(Dataset records)
---
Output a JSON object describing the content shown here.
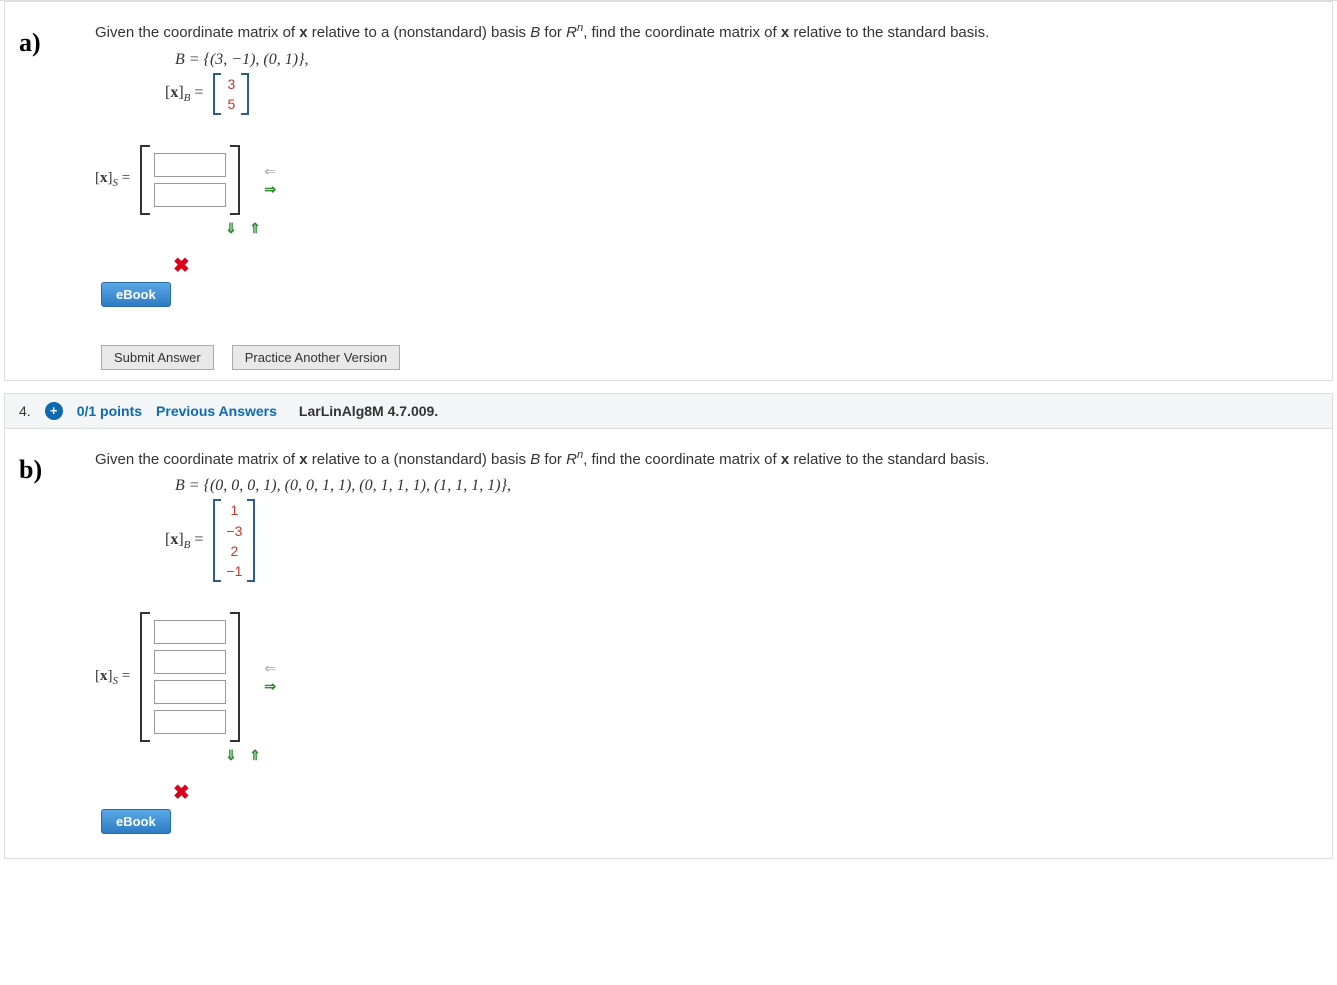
{
  "partA": {
    "label": "a)",
    "prompt_pre": "Given the coordinate matrix of ",
    "prompt_x": "x",
    "prompt_mid1": " relative to a (nonstandard) basis ",
    "prompt_B": "B",
    "prompt_mid2": " for ",
    "prompt_R": "R",
    "prompt_n": "n",
    "prompt_mid3": ", find the coordinate matrix of ",
    "prompt_x2": "x",
    "prompt_end": " relative to the standard basis.",
    "basis_line": "B = {(3, −1), (0, 1)},",
    "xb_label_pre": "[",
    "xb_label_x": "x",
    "xb_label_post": "]",
    "xb_sub": "B",
    "xb_eq": " =",
    "xb_vec": [
      "3",
      "5"
    ],
    "xs_label_pre": "[",
    "xs_label_x": "x",
    "xs_label_post": "]",
    "xs_sub": "S",
    "xs_eq": " =",
    "inputs": 2,
    "ebook": "eBook",
    "submit": "Submit Answer",
    "practice": "Practice Another Version"
  },
  "header4": {
    "num": "4.",
    "plus": "+",
    "points": "0/1 points",
    "prev": "Previous Answers",
    "ref": "LarLinAlg8M 4.7.009."
  },
  "partB": {
    "label": "b)",
    "prompt_pre": "Given the coordinate matrix of ",
    "prompt_x": "x",
    "prompt_mid1": " relative to a (nonstandard) basis ",
    "prompt_B": "B",
    "prompt_mid2": " for ",
    "prompt_R": "R",
    "prompt_n": "n",
    "prompt_mid3": ", find the coordinate matrix of ",
    "prompt_x2": "x",
    "prompt_end": " relative to the standard basis.",
    "basis_line": "B = {(0, 0, 0, 1), (0, 0, 1, 1), (0, 1, 1, 1), (1, 1, 1, 1)},",
    "xb_label_pre": "[",
    "xb_label_x": "x",
    "xb_label_post": "]",
    "xb_sub": "B",
    "xb_eq": " =",
    "xb_vec": [
      "1",
      "−3",
      "2",
      "−1"
    ],
    "xs_label_pre": "[",
    "xs_label_x": "x",
    "xs_label_post": "]",
    "xs_sub": "S",
    "xs_eq": " =",
    "inputs": 4,
    "ebook": "eBook"
  },
  "icons": {
    "arrow_left": "⇐",
    "arrow_right": "⇒",
    "arrow_down": "⇓",
    "arrow_up": "⇑",
    "x_mark": "✖"
  }
}
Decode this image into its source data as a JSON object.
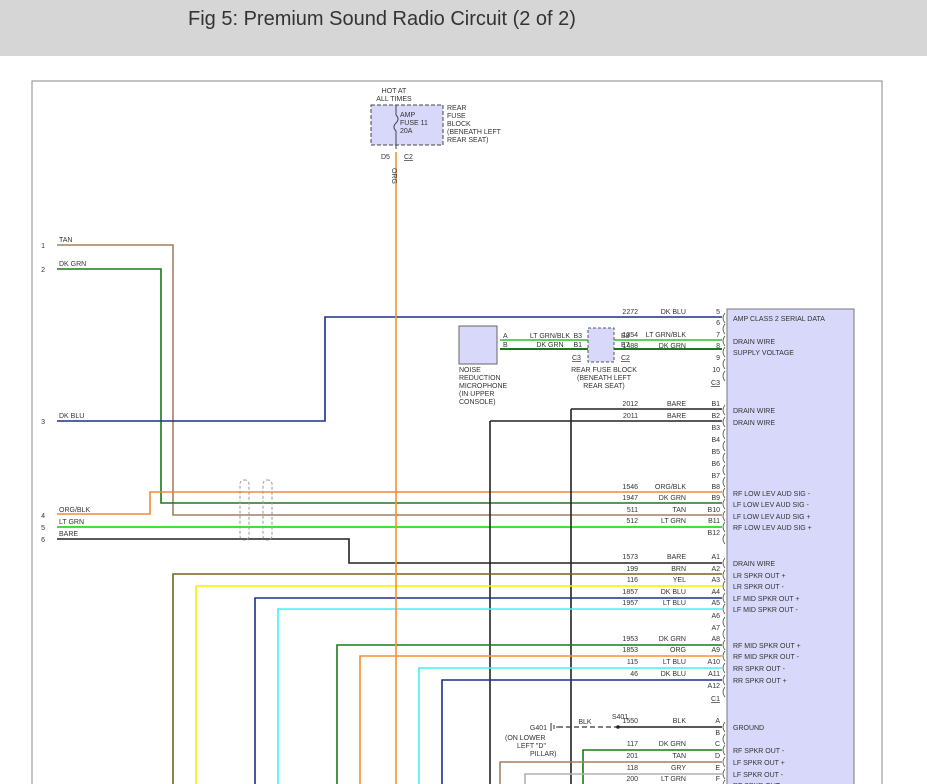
{
  "title": "Fig 5: Premium Sound Radio Circuit (2 of 2)",
  "colors": {
    "TAN": "#a08060",
    "DK GRN": "#1a7a1a",
    "DK BLU": "#1c2e8c",
    "ORG/BLK": "#f0883a",
    "LT GRN": "#40e040",
    "BARE": "#222222",
    "BRN": "#7a6020",
    "YEL": "#f4f000",
    "LT BLU": "#40f0f0",
    "ORG": "#f59030",
    "GRY": "#b0b0b0",
    "BLK": "#222222",
    "LT GRN/BLK": "#60d060",
    "module_fill": "#d8d8fa"
  },
  "fuse": {
    "hot": [
      "HOT AT",
      "ALL TIMES"
    ],
    "label": [
      "AMP",
      "FUSE 11",
      "20A"
    ],
    "block": [
      "REAR",
      "FUSE",
      "BLOCK",
      "(BENEATH LEFT",
      "REAR SEAT)"
    ],
    "pin": "D5",
    "conn": "C2",
    "wire_color": "ORG"
  },
  "left_wires": [
    {
      "num": "1",
      "color": "TAN"
    },
    {
      "num": "2",
      "color": "DK GRN"
    },
    {
      "num": "3",
      "color": "DK BLU"
    },
    {
      "num": "4",
      "color": "ORG/BLK"
    },
    {
      "num": "5",
      "color": "LT GRN"
    },
    {
      "num": "6",
      "color": "BARE"
    }
  ],
  "microphone": {
    "label": [
      "NOISE",
      "REDUCTION",
      "MICROPHONE",
      "(IN UPPER",
      "CONSOLE)"
    ],
    "pins": [
      {
        "pin": "A",
        "color": "LT GRN/BLK"
      },
      {
        "pin": "B",
        "color": "DK GRN"
      }
    ]
  },
  "rear_fuse_block": {
    "label": [
      "REAR FUSE BLOCK",
      "(BENEATH LEFT",
      "REAR SEAT)"
    ],
    "in_pins": [
      "B3",
      "B1"
    ],
    "in_conn": "C3",
    "out_pins": [
      "E8",
      "E7"
    ],
    "out_conn": "C2"
  },
  "amp_pins": [
    {
      "pin": "5",
      "circuit": "2272",
      "color": "DK BLU",
      "label": "AMP CLASS 2 SERIAL DATA"
    },
    {
      "pin": "6"
    },
    {
      "pin": "7",
      "circuit": "1354",
      "color": "LT GRN/BLK",
      "label": "DRAIN WIRE"
    },
    {
      "pin": "8",
      "circuit": "1488",
      "color": "DK GRN",
      "label": "SUPPLY VOLTAGE"
    },
    {
      "pin": "9"
    },
    {
      "pin": "10"
    },
    {
      "conn": "C3"
    },
    {
      "pin": "B1",
      "circuit": "2012",
      "color": "BARE",
      "label": "DRAIN WIRE"
    },
    {
      "pin": "B2",
      "circuit": "2011",
      "color": "BARE",
      "label": "DRAIN WIRE"
    },
    {
      "pin": "B3"
    },
    {
      "pin": "B4"
    },
    {
      "pin": "B5"
    },
    {
      "pin": "B6"
    },
    {
      "pin": "B7"
    },
    {
      "pin": "B8",
      "circuit": "1546",
      "color": "ORG/BLK",
      "label": "RF LOW LEV AUD SIG -"
    },
    {
      "pin": "B9",
      "circuit": "1947",
      "color": "DK GRN",
      "label": "LF LOW LEV AUD SIG -"
    },
    {
      "pin": "B10",
      "circuit": "511",
      "color": "TAN",
      "label": "LF LOW LEV AUD SIG +"
    },
    {
      "pin": "B11",
      "circuit": "512",
      "color": "LT GRN",
      "label": "RF LOW LEV AUD SIG +"
    },
    {
      "pin": "B12"
    },
    {
      "pin": "A1",
      "circuit": "1573",
      "color": "BARE",
      "label": "DRAIN WIRE"
    },
    {
      "pin": "A2",
      "circuit": "199",
      "color": "BRN",
      "label": "LR SPKR OUT +"
    },
    {
      "pin": "A3",
      "circuit": "116",
      "color": "YEL",
      "label": "LR SPKR OUT -"
    },
    {
      "pin": "A4",
      "circuit": "1857",
      "color": "DK BLU",
      "label": "LF MID SPKR OUT +"
    },
    {
      "pin": "A5",
      "circuit": "1957",
      "color": "LT BLU",
      "label": "LF MID SPKR OUT -"
    },
    {
      "pin": "A6"
    },
    {
      "pin": "A7"
    },
    {
      "pin": "A8",
      "circuit": "1953",
      "color": "DK GRN",
      "label": "RF MID SPKR OUT +"
    },
    {
      "pin": "A9",
      "circuit": "1853",
      "color": "ORG",
      "label": "RF MID SPKR OUT -"
    },
    {
      "pin": "A10",
      "circuit": "115",
      "color": "LT BLU",
      "label": "RR SPKR OUT -"
    },
    {
      "pin": "A11",
      "circuit": "46",
      "color": "DK BLU",
      "label": "RR SPKR OUT +"
    },
    {
      "pin": "A12"
    },
    {
      "conn": "C1"
    },
    {
      "pin": "A",
      "circuit": "1550",
      "color": "BLK",
      "label": "GROUND"
    },
    {
      "pin": "B"
    },
    {
      "pin": "C",
      "circuit": "117",
      "color": "DK GRN",
      "label": "RF SPKR OUT -"
    },
    {
      "pin": "D",
      "circuit": "201",
      "color": "TAN",
      "label": "LF SPKR OUT +"
    },
    {
      "pin": "E",
      "circuit": "118",
      "color": "GRY",
      "label": "LF SPKR OUT -"
    },
    {
      "pin": "F",
      "circuit": "200",
      "color": "LT GRN",
      "label": "RF SPKR OUT -"
    }
  ],
  "ground": {
    "name": "G401",
    "location": [
      "(ON LOWER",
      "LEFT \"D\"",
      "PILLAR)"
    ],
    "splice": "S401",
    "wire_color": "BLK"
  }
}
---
* [Written problem] A single figure is required: the number of lines above in which the word "object" occurs.

* [The solution] 2